• [Given task]:
Write down each entry again, exactly as it reads.
┌──
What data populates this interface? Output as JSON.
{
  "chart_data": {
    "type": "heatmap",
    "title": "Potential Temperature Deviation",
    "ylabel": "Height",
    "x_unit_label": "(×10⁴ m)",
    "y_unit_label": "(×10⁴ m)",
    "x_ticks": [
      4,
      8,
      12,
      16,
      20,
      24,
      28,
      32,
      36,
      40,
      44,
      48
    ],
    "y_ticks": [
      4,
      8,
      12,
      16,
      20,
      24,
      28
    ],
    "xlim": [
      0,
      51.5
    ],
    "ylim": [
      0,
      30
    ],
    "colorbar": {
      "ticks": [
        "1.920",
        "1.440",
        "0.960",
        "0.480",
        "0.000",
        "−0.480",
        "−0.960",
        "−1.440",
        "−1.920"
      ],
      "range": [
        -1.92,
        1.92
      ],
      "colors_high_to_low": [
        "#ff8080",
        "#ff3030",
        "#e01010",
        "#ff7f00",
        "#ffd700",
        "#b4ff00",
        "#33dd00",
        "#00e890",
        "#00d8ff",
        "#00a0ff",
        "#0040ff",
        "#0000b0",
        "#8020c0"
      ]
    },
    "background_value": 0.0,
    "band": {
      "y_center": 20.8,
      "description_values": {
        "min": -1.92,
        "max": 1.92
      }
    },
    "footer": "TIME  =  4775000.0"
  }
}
└──
• [Task solution]:
What data populates this interface? Output as JSON.
{
  "chart_data": {
    "type": "heatmap",
    "title": "Potential Temperature Deviation",
    "ylabel": "Height",
    "x_unit_label": "(×10⁴ m)",
    "y_unit_label": "(×10⁴ m)",
    "x_ticks": [
      4,
      8,
      12,
      16,
      20,
      24,
      28,
      32,
      36,
      40,
      44,
      48
    ],
    "y_ticks": [
      4,
      8,
      12,
      16,
      20,
      24,
      28
    ],
    "xlim": [
      0,
      51.5
    ],
    "ylim": [
      0,
      30
    ],
    "colorbar": {
      "ticks": [
        "1.920",
        "1.440",
        "0.960",
        "0.480",
        "0.000",
        "−0.480",
        "−0.960",
        "−1.440",
        "−1.920"
      ],
      "range": [
        -1.92,
        1.92
      ],
      "colors_high_to_low": [
        "#ff8080",
        "#ff3030",
        "#e01010",
        "#ff7f00",
        "#ffd700",
        "#b4ff00",
        "#33dd00",
        "#00e890",
        "#00d8ff",
        "#00a0ff",
        "#0040ff",
        "#0000b0",
        "#8020c0"
      ]
    },
    "background_value": 0.0,
    "band": {
      "y_center": 20.8,
      "description_values": {
        "min": -1.92,
        "max": 1.92
      }
    },
    "footer": "TIME  =  4775000.0"
  }
}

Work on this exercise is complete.